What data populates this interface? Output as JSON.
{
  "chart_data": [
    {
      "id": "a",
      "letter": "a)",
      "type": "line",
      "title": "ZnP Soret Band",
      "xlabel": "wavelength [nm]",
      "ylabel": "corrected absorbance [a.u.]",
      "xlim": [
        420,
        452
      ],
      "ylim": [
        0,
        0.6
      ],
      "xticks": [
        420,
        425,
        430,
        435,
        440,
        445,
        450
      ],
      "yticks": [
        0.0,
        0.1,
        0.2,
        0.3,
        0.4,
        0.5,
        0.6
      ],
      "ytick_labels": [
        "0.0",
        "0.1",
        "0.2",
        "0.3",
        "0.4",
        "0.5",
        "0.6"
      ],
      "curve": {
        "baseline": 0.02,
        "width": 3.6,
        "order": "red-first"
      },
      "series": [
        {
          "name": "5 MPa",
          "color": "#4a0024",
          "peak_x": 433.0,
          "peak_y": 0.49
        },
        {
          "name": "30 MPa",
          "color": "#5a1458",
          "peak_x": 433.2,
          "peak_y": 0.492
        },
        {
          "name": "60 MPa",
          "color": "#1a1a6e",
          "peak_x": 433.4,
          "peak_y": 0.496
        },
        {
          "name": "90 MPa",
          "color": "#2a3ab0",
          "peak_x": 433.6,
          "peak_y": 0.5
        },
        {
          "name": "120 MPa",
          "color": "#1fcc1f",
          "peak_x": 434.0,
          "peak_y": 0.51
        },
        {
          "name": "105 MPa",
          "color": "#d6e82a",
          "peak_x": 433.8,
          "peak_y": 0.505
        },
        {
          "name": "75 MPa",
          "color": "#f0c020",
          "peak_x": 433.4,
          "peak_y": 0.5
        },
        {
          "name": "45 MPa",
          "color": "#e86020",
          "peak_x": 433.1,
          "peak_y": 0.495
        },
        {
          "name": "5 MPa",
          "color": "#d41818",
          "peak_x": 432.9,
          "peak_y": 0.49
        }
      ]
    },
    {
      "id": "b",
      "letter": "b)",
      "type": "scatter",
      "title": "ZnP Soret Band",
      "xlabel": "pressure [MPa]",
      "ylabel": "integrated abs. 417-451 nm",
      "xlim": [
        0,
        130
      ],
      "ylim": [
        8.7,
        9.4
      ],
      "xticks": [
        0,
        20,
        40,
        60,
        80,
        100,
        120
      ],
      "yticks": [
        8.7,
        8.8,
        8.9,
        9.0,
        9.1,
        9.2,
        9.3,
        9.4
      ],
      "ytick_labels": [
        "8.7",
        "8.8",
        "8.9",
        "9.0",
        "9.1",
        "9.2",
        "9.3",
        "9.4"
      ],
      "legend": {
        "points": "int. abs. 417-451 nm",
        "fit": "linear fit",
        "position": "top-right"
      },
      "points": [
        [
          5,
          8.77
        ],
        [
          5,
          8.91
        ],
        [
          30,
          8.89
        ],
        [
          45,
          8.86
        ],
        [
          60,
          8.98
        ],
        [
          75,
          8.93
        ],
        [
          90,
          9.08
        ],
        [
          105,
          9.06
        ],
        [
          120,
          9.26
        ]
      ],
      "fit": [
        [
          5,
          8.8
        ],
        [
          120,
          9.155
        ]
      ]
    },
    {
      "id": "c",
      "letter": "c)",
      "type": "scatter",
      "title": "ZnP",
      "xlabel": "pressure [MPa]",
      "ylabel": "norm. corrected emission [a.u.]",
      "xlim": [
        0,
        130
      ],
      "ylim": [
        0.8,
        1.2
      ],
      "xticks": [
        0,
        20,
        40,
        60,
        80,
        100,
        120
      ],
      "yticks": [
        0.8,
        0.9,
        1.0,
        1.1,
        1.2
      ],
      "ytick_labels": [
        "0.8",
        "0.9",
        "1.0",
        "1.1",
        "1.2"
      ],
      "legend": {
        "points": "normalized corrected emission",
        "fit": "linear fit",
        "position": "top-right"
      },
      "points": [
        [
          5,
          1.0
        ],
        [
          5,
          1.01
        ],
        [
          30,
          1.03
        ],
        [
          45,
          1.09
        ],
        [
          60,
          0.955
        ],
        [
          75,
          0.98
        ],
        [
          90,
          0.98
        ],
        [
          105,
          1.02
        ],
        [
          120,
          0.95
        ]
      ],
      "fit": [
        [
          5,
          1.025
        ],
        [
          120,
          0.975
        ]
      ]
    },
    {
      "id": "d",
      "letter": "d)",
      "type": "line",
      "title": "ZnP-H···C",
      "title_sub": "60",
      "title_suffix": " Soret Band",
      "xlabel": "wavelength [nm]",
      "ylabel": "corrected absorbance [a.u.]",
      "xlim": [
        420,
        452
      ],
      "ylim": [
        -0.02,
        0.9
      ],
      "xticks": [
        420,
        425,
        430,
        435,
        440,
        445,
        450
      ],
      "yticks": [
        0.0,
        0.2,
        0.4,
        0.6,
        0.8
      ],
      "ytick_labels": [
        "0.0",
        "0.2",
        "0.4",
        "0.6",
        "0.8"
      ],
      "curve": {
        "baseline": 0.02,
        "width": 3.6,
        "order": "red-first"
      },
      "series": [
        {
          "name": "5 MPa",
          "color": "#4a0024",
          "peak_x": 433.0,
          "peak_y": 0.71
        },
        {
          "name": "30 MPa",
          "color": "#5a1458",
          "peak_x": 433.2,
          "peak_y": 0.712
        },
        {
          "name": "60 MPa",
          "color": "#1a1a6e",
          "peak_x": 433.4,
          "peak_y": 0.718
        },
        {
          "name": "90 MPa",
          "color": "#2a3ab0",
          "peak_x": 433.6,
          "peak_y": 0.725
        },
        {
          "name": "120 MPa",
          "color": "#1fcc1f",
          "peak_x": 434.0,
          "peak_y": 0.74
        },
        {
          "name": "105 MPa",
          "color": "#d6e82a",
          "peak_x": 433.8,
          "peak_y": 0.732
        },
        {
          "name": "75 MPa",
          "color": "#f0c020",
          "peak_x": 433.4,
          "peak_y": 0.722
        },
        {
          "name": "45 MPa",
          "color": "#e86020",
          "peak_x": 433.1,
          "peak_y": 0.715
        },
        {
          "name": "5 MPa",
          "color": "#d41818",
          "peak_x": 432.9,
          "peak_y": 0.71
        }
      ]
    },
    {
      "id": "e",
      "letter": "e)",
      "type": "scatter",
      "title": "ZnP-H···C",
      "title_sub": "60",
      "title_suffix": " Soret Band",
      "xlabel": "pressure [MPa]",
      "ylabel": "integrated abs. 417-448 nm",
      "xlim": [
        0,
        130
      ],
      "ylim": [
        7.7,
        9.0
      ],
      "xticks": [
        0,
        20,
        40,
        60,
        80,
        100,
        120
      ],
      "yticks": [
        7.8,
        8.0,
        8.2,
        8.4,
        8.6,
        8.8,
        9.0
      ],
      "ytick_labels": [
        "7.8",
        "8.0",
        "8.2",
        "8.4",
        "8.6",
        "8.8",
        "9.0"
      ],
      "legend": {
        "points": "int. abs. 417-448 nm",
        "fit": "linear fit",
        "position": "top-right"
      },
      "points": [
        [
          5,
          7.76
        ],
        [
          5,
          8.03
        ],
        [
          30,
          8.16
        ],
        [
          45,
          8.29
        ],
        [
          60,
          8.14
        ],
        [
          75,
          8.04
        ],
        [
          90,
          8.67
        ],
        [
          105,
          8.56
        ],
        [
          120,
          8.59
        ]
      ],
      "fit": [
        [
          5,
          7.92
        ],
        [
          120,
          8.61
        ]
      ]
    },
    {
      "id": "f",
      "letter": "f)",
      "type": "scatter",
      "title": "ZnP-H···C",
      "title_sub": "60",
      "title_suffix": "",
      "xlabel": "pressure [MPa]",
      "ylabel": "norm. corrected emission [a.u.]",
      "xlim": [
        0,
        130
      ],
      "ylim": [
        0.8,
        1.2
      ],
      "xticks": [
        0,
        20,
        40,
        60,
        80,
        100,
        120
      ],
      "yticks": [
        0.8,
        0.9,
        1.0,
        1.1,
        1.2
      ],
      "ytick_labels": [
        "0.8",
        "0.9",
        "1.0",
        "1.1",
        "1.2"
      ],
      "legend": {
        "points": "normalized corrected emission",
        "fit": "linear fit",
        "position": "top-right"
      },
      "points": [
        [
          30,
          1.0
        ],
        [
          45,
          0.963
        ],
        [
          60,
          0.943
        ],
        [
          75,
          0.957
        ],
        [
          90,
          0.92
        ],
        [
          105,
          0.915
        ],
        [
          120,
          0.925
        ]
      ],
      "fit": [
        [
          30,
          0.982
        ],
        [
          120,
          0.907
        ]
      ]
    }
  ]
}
····················
→ WHAT TO WORK ON: From the listing above, copy all lines holding the word "integrated".

→ RESPONSE:
      "ylabel": "integrated abs. 417-451 nm",
      "ylabel": "integrated abs. 417-448 nm",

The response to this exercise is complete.